## Exercise brief
Reproduce the data below in full and exclude every picture.
**** Data entries ****
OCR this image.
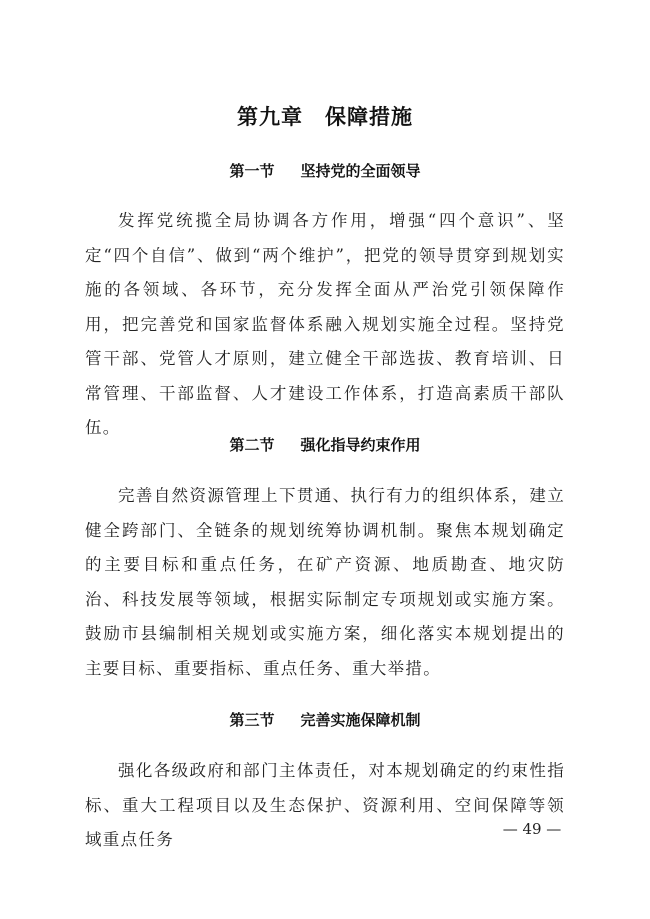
第九章　保障措施
第一节 坚持党的全面领导

发挥党统揽全局协调各方作用，增强“四个意识”、坚定“四个自信”、做到“两个维护”，把党的领导贯穿到规划实施的各领域、各环节，充分发挥全面从严治党引领保障作用，把完善党和国家监督体系融入规划实施全过程。坚持党管干部、党管人才原则，建立健全干部选拔、教育培训、日常管理、干部监督、人才建设工作体系，打造高素质干部队伍。

第二节 强化指导约束作用

完善自然资源管理上下贯通、执行有力的组织体系，建立健全跨部门、全链条的规划统筹协调机制。聚焦本规划确定的主要目标和重点任务，在矿产资源、地质勘查、地灾防治、科技发展等领域，根据实际制定专项规划或实施方案。鼓励市县编制相关规划或实施方案，细化落实本规划提出的主要目标、重要指标、重点任务、重大举措。

第三节 完善实施保障机制

强化各级政府和部门主体责任，对本规划确定的约束性指标、重大工程项目以及生态保护、资源利用、空间保障等领域重点任务

— 49 —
****
## Answer to the exercise
OCR this image.
第九章　保障措施
第一节 坚持党的全面领导

发挥党统揽全局协调各方作用，增强“四个意识”、坚定“四个自信”、做到“两个维护”，把党的领导贯穿到规划实施的各领域、各环节，充分发挥全面从严治党引领保障作用，把完善党和国家监督体系融入规划实施全过程。坚持党管干部、党管人才原则，建立健全干部选拔、教育培训、日常管理、干部监督、人才建设工作体系，打造高素质干部队伍。

第二节 强化指导约束作用

完善自然资源管理上下贯通、执行有力的组织体系，建立健全跨部门、全链条的规划统筹协调机制。聚焦本规划确定的主要目标和重点任务，在矿产资源、地质勘查、地灾防治、科技发展等领域，根据实际制定专项规划或实施方案。鼓励市县编制相关规划或实施方案，细化落实本规划提出的主要目标、重要指标、重点任务、重大举措。

第三节 完善实施保障机制

强化各级政府和部门主体责任，对本规划确定的约束性指标、重大工程项目以及生态保护、资源利用、空间保障等领域重点任务

— 49 —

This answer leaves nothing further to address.